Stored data
Start

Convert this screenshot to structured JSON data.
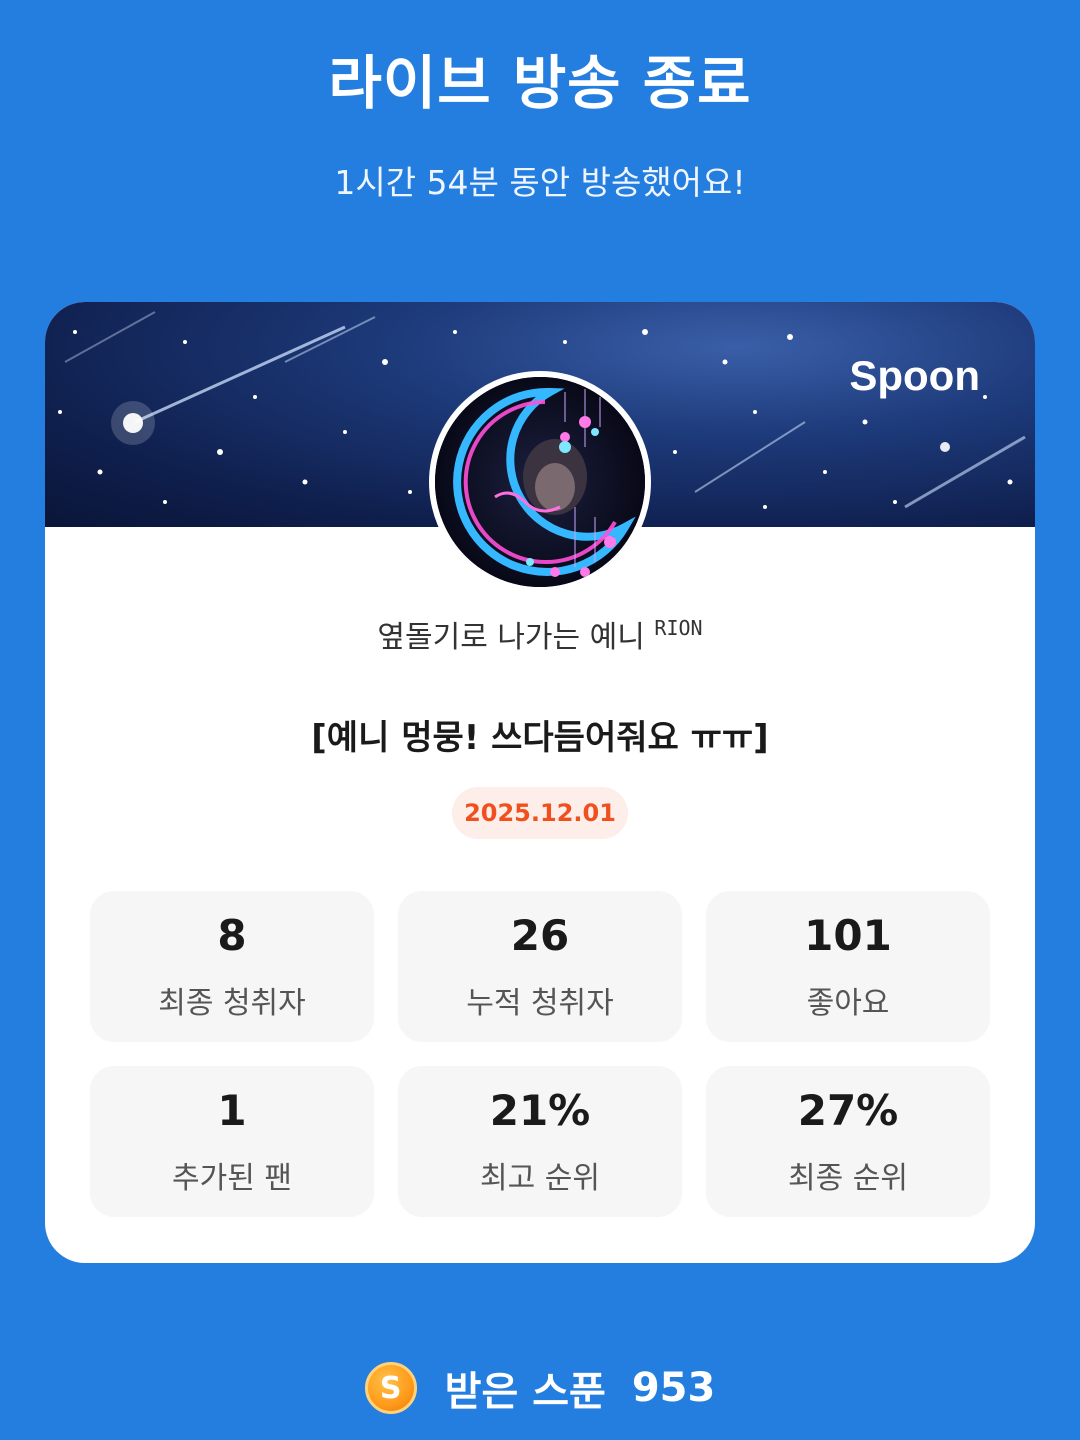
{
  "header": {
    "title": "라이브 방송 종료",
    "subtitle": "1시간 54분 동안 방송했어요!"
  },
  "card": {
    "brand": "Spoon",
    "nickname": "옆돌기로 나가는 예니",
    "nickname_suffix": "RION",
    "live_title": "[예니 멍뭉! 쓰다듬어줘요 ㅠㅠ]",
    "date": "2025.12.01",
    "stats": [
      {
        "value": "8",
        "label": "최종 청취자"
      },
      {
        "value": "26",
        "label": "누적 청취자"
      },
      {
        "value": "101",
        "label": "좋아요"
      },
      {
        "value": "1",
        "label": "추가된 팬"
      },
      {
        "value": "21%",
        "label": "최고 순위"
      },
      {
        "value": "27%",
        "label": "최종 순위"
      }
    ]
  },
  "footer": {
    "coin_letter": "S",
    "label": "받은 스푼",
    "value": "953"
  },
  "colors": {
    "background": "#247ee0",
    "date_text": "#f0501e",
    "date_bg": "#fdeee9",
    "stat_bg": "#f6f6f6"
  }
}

End
Start

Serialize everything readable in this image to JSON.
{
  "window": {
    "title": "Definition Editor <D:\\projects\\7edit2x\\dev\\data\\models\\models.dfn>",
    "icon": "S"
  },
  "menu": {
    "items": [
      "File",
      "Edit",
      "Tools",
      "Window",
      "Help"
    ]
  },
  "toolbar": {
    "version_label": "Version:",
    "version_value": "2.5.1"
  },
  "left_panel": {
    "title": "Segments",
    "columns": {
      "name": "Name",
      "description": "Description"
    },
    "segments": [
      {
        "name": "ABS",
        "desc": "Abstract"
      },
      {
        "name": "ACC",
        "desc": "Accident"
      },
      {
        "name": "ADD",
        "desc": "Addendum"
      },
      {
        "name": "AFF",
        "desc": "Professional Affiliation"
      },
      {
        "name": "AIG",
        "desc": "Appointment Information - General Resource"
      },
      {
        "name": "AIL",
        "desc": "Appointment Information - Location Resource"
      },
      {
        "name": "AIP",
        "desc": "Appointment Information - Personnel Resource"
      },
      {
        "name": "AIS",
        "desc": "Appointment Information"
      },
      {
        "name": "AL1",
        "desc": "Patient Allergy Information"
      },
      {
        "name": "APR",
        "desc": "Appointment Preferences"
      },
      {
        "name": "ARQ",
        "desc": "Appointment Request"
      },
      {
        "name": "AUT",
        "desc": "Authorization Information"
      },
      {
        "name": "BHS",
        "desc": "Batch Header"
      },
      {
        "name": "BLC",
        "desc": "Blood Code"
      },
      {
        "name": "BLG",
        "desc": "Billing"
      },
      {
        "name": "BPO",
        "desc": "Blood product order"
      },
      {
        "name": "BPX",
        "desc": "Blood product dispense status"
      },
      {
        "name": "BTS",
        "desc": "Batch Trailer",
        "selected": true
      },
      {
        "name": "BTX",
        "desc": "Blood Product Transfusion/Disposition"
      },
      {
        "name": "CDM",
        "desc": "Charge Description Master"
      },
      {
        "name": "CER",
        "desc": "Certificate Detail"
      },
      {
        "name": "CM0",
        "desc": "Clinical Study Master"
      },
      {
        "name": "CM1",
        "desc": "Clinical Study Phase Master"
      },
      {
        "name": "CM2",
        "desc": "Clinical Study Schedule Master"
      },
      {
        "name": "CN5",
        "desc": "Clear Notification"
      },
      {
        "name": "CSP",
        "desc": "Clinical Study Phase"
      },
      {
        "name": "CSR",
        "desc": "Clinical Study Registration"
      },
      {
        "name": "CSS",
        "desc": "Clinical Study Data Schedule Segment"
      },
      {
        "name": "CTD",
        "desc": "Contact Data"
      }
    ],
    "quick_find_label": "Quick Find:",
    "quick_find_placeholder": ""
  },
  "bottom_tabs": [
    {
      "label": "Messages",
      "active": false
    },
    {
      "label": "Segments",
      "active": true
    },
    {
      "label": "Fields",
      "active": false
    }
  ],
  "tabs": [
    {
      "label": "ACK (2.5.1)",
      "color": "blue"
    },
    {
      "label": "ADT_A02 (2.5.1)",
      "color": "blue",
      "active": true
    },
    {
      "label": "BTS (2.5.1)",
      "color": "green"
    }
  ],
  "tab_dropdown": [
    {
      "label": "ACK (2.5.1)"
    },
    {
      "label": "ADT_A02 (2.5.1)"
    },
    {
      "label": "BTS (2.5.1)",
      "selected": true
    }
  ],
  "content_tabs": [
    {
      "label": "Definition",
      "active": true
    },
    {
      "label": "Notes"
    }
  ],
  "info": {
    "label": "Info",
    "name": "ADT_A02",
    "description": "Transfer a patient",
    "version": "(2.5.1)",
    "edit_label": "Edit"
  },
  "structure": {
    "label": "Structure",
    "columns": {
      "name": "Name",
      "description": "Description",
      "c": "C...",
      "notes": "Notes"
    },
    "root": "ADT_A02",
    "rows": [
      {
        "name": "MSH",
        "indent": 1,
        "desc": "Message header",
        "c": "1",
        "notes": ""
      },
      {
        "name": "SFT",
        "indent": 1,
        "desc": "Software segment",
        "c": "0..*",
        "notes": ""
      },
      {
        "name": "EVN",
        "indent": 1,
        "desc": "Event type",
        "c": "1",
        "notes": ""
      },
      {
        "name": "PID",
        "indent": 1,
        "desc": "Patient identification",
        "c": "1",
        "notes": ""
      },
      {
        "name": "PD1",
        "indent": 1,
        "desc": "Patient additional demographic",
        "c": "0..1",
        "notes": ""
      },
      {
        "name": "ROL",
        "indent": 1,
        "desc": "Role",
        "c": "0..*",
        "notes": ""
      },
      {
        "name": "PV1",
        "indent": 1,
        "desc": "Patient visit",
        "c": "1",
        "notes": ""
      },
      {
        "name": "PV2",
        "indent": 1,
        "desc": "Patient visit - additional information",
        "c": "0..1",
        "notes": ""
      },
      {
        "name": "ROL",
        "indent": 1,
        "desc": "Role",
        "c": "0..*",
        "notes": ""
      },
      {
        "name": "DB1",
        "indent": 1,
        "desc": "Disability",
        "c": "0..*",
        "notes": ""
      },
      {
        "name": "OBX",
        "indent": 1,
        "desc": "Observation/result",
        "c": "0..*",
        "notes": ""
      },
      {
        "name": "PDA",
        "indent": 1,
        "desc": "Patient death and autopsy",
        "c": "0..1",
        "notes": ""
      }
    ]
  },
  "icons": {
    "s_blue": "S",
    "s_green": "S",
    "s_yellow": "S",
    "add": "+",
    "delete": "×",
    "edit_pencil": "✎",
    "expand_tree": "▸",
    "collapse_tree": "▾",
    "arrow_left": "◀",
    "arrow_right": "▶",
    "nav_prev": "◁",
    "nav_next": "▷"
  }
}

End
Start

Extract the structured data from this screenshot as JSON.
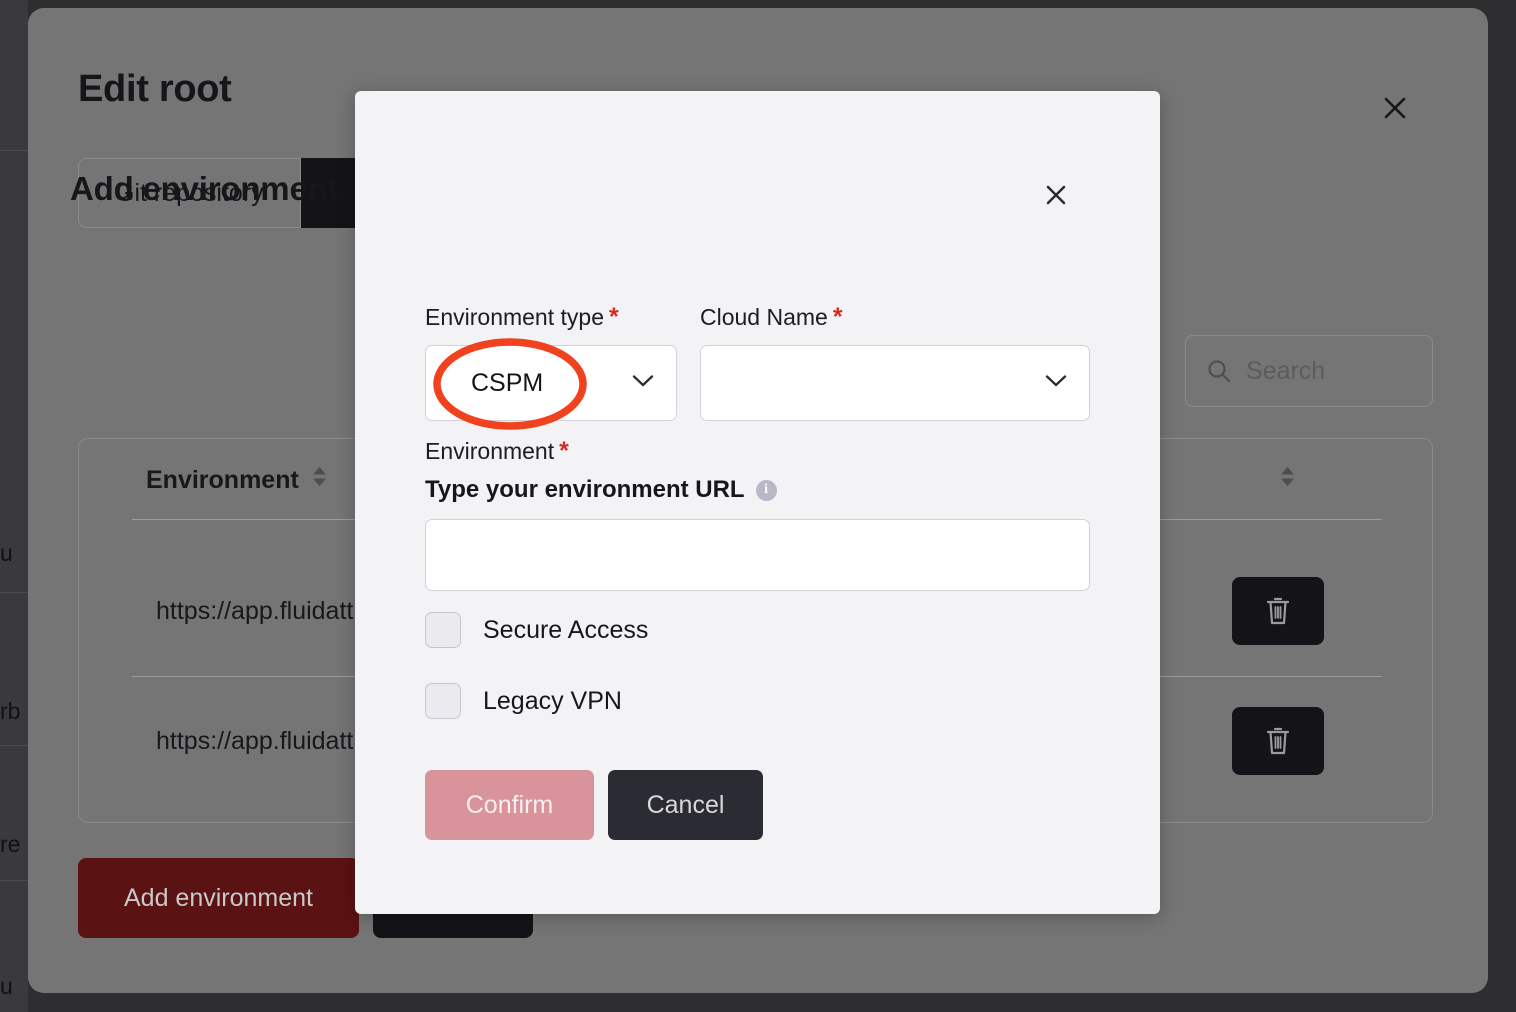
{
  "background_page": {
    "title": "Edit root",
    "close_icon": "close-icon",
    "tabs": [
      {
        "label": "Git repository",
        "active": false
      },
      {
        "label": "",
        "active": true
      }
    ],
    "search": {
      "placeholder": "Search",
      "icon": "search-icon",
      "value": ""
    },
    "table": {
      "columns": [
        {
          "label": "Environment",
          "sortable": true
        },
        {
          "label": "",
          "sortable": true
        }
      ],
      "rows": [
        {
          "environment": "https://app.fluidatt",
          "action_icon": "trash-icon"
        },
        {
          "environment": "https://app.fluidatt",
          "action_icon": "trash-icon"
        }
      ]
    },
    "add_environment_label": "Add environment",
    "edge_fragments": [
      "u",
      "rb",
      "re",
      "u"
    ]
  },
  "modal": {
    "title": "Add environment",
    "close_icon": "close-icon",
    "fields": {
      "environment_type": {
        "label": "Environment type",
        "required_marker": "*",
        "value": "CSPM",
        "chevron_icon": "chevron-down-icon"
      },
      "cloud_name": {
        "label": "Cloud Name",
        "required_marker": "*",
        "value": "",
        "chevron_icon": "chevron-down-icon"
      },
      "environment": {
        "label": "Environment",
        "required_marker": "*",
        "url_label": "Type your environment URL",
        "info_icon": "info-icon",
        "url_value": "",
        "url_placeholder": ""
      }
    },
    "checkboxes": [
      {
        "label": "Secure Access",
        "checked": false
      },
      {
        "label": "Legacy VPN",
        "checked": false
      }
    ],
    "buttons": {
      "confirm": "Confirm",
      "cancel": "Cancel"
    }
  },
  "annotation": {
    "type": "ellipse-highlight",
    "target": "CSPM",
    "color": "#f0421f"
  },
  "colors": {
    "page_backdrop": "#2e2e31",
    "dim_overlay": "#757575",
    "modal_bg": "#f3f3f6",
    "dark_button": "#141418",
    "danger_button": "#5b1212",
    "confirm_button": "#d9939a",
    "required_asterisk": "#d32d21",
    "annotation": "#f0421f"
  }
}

End

* **THE PROBLEM**
Which lines hold the word "Clinical"? Copy every one of them.

* **EXERCISE ANSWER**
        "desc": "Clinical Study Master"
        "desc": "Clinical Study Phase Master"
        "desc": "Clinical Study Schedule Master"
        "desc": "Clinical Study Phase"
        "desc": "Clinical Study Registration"
        "desc": "Clinical Study Data Schedule Segment"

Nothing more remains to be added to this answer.